Supplied data:

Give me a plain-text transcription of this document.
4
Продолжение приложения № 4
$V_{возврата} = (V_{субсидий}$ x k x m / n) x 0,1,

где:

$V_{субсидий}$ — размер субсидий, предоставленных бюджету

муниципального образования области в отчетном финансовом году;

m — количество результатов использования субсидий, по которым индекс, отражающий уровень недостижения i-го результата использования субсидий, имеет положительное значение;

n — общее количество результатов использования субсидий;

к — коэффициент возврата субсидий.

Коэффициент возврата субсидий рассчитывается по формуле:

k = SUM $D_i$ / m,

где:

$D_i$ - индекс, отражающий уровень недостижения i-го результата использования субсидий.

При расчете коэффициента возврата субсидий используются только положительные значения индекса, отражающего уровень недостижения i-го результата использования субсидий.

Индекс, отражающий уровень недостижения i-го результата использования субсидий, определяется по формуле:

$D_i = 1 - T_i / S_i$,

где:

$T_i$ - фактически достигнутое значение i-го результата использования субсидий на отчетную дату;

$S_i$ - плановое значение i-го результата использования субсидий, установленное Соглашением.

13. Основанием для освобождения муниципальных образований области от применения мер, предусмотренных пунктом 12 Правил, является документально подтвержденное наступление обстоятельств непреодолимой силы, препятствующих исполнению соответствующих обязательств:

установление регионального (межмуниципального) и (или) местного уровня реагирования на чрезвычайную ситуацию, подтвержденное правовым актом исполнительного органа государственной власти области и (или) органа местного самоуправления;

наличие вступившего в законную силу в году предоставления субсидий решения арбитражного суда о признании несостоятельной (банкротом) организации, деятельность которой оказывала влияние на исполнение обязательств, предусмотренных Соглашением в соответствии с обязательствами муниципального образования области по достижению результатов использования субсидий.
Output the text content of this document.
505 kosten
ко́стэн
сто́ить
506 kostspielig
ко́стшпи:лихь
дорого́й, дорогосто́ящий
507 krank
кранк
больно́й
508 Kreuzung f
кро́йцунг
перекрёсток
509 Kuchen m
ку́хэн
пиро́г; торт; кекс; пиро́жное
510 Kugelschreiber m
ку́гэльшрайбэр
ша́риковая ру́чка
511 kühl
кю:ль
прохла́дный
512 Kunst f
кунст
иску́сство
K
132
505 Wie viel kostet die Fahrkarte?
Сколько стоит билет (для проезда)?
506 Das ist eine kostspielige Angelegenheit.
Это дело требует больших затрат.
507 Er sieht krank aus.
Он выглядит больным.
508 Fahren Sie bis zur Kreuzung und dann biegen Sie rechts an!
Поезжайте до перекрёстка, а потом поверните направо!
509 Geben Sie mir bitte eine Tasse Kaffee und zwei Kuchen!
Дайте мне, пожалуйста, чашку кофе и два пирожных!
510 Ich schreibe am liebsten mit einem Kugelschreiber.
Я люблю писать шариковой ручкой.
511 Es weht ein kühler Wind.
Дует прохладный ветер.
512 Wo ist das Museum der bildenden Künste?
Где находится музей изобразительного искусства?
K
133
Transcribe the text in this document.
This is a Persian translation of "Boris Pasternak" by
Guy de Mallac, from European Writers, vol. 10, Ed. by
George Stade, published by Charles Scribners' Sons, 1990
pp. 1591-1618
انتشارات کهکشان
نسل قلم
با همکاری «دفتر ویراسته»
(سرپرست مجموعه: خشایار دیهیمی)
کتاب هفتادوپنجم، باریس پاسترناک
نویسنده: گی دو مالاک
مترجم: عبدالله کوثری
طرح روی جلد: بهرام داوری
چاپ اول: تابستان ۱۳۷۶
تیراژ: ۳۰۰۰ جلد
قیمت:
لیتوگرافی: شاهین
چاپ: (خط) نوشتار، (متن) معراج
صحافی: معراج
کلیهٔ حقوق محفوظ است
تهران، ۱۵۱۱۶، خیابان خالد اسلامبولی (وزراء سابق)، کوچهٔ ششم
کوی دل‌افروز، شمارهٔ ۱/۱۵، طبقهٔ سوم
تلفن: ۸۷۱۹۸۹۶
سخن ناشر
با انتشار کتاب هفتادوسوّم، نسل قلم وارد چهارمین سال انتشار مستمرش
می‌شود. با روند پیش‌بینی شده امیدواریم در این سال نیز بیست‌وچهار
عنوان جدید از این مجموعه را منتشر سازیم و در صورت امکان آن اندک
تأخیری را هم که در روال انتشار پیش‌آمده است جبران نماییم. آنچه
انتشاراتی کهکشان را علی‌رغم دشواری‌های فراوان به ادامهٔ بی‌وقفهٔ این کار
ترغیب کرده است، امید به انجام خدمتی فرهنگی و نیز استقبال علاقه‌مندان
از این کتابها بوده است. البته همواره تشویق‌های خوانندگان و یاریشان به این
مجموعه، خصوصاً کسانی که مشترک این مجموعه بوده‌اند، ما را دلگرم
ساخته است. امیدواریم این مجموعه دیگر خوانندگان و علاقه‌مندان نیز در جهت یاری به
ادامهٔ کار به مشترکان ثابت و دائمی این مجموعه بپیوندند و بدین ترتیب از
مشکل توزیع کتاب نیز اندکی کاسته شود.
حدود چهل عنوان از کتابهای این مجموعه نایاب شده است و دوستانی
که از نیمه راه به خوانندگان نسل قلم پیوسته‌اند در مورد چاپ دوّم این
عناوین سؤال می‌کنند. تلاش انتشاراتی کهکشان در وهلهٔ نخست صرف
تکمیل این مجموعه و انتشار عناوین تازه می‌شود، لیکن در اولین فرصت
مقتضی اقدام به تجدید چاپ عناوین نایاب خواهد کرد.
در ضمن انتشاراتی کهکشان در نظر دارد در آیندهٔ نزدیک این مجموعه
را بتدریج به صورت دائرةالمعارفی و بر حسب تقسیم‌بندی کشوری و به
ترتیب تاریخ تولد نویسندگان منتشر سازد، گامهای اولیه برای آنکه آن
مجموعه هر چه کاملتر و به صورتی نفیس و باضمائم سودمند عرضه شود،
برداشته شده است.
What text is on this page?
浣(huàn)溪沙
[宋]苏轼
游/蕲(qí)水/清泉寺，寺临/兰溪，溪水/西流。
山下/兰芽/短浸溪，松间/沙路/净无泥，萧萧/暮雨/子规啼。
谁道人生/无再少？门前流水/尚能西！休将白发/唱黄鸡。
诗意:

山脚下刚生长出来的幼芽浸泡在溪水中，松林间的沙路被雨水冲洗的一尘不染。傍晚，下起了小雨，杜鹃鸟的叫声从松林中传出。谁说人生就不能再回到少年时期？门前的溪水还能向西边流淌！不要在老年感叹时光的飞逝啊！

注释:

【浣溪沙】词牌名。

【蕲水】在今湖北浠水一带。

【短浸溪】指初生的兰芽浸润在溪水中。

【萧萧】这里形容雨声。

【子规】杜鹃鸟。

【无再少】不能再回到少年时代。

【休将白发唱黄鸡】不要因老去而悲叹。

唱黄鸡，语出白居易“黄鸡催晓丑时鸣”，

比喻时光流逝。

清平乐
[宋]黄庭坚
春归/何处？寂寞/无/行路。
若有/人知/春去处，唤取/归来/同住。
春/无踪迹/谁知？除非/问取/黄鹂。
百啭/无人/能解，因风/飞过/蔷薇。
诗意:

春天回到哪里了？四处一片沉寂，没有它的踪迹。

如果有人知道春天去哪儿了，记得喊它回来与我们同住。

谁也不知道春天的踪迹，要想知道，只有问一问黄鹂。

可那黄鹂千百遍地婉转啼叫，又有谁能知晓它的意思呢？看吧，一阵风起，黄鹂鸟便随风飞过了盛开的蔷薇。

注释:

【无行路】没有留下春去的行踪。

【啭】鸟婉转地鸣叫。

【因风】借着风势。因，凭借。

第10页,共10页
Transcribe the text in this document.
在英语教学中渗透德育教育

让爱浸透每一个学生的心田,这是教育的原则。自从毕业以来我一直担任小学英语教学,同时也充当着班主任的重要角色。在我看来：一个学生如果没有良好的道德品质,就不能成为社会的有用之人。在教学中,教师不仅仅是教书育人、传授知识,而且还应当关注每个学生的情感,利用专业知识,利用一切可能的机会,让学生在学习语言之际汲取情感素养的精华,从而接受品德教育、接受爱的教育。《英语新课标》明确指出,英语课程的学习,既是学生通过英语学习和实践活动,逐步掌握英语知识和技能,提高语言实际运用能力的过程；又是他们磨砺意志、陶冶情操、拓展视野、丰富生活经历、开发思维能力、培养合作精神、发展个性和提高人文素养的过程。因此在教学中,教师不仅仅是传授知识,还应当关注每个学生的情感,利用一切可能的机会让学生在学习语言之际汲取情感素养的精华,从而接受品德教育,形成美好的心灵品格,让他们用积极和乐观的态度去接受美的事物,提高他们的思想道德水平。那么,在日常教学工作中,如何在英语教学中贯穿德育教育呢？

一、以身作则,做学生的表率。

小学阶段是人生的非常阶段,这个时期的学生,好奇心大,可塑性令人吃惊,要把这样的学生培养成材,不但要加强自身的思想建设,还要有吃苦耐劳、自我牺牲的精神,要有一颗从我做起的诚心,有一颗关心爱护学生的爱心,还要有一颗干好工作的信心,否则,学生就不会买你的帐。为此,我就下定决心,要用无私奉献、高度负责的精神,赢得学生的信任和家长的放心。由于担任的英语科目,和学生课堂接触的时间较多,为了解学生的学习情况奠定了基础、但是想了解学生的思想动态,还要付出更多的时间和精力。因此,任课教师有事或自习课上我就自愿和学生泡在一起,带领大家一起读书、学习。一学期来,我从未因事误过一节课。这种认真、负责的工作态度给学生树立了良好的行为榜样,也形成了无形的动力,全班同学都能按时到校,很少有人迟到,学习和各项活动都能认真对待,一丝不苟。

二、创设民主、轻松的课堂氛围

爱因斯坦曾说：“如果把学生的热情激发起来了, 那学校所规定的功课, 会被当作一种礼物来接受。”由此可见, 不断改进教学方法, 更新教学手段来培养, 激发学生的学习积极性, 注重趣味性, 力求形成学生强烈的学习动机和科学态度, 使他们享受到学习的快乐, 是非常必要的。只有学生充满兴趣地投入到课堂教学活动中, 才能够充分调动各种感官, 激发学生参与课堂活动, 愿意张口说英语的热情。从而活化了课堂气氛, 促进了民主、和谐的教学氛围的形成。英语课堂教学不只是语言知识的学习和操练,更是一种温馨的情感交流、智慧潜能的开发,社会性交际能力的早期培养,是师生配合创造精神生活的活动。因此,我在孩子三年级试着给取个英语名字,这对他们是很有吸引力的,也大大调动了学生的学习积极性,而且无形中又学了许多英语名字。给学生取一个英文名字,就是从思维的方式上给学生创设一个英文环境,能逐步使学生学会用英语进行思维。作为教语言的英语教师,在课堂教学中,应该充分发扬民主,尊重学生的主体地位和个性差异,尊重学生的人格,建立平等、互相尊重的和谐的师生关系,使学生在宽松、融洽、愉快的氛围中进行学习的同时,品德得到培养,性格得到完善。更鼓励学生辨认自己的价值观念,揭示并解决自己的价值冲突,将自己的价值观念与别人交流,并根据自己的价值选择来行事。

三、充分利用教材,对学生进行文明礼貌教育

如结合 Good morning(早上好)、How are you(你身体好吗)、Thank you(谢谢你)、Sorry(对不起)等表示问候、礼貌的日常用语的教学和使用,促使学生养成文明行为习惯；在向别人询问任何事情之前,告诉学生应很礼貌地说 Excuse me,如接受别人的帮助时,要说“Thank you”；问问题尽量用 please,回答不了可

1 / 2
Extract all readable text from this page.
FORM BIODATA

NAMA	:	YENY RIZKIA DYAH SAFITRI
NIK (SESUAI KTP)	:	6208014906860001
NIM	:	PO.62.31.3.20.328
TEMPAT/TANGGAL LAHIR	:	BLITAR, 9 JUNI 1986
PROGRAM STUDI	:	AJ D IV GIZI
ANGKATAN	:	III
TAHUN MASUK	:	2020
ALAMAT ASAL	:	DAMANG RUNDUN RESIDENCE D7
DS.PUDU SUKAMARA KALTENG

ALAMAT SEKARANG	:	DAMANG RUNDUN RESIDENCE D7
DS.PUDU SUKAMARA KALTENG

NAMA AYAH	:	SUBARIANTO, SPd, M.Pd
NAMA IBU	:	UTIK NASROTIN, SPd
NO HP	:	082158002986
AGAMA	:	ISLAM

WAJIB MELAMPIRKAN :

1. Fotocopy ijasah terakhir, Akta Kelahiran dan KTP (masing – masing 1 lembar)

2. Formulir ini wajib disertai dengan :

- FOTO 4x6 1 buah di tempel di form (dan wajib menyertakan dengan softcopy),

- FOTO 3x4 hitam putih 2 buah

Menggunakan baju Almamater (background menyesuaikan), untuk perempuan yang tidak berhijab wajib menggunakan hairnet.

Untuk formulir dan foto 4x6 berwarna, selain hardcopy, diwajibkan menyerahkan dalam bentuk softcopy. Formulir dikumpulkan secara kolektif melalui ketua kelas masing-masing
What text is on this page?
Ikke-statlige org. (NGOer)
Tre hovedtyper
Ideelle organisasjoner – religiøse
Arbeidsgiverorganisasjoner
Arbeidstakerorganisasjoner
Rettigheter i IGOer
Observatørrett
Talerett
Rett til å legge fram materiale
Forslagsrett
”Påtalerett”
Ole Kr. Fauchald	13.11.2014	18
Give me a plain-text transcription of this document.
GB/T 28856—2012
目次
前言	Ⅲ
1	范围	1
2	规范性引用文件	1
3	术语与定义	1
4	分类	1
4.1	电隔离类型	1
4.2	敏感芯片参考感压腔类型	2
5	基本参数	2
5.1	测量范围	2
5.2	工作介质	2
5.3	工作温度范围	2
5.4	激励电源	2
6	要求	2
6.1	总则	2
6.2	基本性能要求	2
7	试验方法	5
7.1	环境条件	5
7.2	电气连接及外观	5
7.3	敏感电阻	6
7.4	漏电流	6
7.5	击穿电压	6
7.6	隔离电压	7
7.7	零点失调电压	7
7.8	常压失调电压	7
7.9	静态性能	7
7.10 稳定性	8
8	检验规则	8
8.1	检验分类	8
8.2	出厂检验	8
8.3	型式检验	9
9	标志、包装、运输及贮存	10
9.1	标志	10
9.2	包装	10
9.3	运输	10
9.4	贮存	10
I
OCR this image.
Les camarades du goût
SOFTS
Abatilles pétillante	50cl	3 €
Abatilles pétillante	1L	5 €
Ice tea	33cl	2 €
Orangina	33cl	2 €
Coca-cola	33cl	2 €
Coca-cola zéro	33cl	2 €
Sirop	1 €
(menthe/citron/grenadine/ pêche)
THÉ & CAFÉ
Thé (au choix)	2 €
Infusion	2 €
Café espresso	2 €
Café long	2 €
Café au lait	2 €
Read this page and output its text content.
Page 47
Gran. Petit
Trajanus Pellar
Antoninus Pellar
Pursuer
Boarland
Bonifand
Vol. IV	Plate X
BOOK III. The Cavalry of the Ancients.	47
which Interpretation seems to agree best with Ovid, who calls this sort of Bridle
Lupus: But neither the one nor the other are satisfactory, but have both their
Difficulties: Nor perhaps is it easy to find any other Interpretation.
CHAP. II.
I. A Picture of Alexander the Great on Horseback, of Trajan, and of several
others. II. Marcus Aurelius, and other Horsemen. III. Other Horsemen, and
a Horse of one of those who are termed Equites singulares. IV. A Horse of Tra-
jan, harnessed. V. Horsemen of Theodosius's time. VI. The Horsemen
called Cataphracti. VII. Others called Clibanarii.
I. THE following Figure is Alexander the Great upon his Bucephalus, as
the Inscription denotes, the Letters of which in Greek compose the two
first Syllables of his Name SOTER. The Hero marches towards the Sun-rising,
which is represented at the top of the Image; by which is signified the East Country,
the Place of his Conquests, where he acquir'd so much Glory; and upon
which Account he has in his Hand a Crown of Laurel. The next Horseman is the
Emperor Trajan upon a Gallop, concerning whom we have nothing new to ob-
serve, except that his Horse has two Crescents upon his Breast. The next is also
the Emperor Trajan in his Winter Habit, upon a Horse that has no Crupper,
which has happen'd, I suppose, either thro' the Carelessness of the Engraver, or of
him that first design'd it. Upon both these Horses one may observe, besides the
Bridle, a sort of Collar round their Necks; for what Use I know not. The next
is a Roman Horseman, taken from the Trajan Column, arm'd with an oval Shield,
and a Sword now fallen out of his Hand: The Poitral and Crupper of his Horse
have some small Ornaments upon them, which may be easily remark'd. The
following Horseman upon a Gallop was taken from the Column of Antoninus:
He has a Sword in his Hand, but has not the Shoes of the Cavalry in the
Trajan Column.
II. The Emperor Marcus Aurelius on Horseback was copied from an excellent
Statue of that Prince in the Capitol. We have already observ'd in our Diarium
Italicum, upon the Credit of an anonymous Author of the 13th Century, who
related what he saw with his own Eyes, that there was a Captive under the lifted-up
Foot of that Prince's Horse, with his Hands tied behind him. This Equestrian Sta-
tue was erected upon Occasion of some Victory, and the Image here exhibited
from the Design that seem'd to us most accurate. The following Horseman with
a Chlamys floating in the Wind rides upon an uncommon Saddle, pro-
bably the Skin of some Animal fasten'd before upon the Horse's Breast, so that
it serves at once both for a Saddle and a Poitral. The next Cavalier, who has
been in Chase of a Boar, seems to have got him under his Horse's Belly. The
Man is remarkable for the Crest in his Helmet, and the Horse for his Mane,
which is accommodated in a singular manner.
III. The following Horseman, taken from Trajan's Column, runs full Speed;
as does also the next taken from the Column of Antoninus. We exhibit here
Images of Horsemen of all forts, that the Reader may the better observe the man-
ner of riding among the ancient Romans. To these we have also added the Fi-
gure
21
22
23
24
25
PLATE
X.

Task directions:
Copy all lines from the material that include "Emperor".

Exercise response:
Emperor Trajan upon a Gallop, concerning whom we have nothing new to ob-
the Emperor Trajan in his Winter Habit, upon a Horse that has no Crupper,
II. The Emperor Marcus Aurelius on Horseback was copied from an excellent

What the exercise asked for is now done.